Extracted records
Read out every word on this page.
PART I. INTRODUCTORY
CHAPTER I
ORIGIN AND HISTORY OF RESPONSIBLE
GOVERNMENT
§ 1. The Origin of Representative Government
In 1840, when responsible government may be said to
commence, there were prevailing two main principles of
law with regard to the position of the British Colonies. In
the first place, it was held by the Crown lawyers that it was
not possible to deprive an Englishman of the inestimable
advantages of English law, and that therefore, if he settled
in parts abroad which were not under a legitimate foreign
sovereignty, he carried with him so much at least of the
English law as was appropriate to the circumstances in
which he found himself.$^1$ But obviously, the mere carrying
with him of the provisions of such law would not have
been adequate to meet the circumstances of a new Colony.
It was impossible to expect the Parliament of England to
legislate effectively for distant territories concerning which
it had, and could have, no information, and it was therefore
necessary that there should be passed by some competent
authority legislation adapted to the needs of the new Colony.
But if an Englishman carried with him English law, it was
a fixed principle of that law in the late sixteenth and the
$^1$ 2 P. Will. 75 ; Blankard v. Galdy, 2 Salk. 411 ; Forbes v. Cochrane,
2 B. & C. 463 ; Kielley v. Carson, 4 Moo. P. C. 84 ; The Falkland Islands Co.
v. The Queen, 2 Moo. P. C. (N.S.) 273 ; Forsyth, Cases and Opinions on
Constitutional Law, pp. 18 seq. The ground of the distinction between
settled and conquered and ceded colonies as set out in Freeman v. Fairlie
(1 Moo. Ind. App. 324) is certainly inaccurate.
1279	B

Prompt
Type out the full listing again, exactly as given.

The answer
Read out every word on this page.
PART I. INTRODUCTORY
CHAPTER I
ORIGIN AND HISTORY OF RESPONSIBLE
GOVERNMENT
§ 1. The Origin of Representative Government
In 1840, when responsible government may be said to
commence, there were prevailing two main principles of
law with regard to the position of the British Colonies. In
the first place, it was held by the Crown lawyers that it was
not possible to deprive an Englishman of the inestimable
advantages of English law, and that therefore, if he settled
in parts abroad which were not under a legitimate foreign
sovereignty, he carried with him so much at least of the
English law as was appropriate to the circumstances in
which he found himself.$^1$ But obviously, the mere carrying
with him of the provisions of such law would not have
been adequate to meet the circumstances of a new Colony.
It was impossible to expect the Parliament of England to
legislate effectively for distant territories concerning which
it had, and could have, no information, and it was therefore
necessary that there should be passed by some competent
authority legislation adapted to the needs of the new Colony.
But if an Englishman carried with him English law, it was
a fixed principle of that law in the late sixteenth and the
$^1$ 2 P. Will. 75 ; Blankard v. Galdy, 2 Salk. 411 ; Forbes v. Cochrane,
2 B. & C. 463 ; Kielley v. Carson, 4 Moo. P. C. 84 ; The Falkland Islands Co.
v. The Queen, 2 Moo. P. C. (N.S.) 273 ; Forsyth, Cases and Opinions on
Constitutional Law, pp. 18 seq. The ground of the distinction between
settled and conquered and ceded colonies as set out in Freeman v. Fairlie
(1 Moo. Ind. App. 324) is certainly inaccurate.
1279	B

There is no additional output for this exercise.